__Stated goal__
Single out the lines that include the word "success". Copy them.

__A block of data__
## start

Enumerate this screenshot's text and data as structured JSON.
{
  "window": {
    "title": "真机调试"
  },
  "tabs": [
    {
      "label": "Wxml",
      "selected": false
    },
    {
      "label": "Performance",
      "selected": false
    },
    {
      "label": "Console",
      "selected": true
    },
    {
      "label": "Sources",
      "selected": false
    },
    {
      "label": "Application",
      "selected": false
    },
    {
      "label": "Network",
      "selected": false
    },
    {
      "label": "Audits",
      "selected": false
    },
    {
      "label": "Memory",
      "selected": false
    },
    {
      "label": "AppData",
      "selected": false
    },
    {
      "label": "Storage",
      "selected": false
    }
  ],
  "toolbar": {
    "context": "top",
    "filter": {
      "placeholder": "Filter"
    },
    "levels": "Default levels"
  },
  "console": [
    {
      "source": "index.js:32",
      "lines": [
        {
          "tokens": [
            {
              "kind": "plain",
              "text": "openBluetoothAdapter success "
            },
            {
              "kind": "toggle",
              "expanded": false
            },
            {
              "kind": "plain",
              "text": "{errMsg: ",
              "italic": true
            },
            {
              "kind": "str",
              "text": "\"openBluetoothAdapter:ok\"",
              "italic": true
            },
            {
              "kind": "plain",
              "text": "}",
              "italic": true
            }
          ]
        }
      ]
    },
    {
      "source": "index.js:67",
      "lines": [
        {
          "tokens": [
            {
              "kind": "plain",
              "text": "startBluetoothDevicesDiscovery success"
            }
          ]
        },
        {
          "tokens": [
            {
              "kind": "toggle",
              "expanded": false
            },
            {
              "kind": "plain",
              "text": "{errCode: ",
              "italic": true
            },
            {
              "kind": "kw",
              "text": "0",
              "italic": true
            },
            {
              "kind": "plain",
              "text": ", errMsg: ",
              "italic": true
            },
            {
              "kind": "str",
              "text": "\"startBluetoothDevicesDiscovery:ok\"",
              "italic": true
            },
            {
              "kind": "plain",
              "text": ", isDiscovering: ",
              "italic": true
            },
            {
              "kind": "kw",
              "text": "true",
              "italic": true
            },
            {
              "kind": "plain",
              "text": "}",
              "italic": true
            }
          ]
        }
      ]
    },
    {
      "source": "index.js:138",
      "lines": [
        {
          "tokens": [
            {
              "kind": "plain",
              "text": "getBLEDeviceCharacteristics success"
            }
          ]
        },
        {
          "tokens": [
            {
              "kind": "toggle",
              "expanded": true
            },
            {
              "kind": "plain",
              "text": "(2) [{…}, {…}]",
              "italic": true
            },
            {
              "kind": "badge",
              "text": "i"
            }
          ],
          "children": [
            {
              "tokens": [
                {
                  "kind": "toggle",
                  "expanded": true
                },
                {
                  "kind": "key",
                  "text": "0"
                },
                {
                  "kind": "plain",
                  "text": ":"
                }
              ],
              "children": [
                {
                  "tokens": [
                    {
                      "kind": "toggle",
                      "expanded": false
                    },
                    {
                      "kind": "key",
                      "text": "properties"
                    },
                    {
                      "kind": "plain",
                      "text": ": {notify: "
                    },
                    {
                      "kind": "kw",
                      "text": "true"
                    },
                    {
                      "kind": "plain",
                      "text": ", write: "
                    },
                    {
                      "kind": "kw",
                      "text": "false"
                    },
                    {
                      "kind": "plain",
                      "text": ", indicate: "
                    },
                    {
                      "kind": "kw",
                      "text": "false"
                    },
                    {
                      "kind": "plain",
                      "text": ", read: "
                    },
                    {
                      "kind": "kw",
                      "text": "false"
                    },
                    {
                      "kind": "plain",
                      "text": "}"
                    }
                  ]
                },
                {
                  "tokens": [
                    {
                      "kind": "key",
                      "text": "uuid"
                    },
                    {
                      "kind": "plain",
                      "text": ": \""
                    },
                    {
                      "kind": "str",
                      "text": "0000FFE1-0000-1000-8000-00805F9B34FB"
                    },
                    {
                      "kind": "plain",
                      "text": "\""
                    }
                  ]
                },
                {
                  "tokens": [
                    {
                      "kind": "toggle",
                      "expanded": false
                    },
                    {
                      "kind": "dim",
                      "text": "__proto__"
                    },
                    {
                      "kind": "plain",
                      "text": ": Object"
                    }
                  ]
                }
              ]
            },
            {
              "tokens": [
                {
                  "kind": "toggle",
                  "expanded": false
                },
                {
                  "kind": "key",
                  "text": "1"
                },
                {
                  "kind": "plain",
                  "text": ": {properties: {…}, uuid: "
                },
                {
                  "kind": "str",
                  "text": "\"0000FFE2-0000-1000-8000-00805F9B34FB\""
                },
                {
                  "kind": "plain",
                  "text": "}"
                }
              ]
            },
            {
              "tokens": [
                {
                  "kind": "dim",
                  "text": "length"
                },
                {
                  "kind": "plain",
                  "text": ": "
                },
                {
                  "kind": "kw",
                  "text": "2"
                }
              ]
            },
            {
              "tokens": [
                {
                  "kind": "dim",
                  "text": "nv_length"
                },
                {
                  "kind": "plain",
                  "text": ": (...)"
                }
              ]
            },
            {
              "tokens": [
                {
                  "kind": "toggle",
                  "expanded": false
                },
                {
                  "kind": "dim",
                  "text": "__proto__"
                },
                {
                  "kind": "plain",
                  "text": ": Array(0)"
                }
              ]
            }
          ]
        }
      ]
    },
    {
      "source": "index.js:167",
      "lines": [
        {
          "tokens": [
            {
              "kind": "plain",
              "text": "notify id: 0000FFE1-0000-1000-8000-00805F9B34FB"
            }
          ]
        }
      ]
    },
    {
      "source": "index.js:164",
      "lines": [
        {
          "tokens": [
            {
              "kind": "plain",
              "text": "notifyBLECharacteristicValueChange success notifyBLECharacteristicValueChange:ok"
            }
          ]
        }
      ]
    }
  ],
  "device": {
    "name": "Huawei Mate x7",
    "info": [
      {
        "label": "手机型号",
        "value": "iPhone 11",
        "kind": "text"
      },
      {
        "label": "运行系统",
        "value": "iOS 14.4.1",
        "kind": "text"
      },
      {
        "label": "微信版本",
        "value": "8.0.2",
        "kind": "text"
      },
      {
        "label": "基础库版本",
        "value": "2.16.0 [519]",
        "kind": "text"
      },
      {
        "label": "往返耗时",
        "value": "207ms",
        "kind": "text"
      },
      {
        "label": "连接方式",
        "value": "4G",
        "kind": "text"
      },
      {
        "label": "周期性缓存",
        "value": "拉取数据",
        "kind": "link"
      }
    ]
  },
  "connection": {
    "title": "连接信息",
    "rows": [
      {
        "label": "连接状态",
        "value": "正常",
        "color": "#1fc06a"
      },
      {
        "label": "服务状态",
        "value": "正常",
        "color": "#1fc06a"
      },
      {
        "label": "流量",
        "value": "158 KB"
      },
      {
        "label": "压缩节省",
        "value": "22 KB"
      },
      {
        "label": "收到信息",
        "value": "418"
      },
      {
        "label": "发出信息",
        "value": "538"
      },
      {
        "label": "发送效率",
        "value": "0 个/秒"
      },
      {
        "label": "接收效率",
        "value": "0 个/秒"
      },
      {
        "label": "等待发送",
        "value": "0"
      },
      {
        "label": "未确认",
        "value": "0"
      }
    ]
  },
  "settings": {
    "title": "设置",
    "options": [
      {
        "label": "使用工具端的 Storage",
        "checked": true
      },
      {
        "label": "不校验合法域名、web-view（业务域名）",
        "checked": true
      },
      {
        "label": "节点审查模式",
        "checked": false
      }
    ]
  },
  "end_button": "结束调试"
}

## end

__Task answer__
              "text": "openBluetoothAdapter success "
              "text": "startBluetoothDevicesDiscovery success"
              "text": "getBLEDeviceCharacteristics success"
              "text": "notifyBLECharacteristicValueChange success notifyBLECharacteristicValueChange:ok"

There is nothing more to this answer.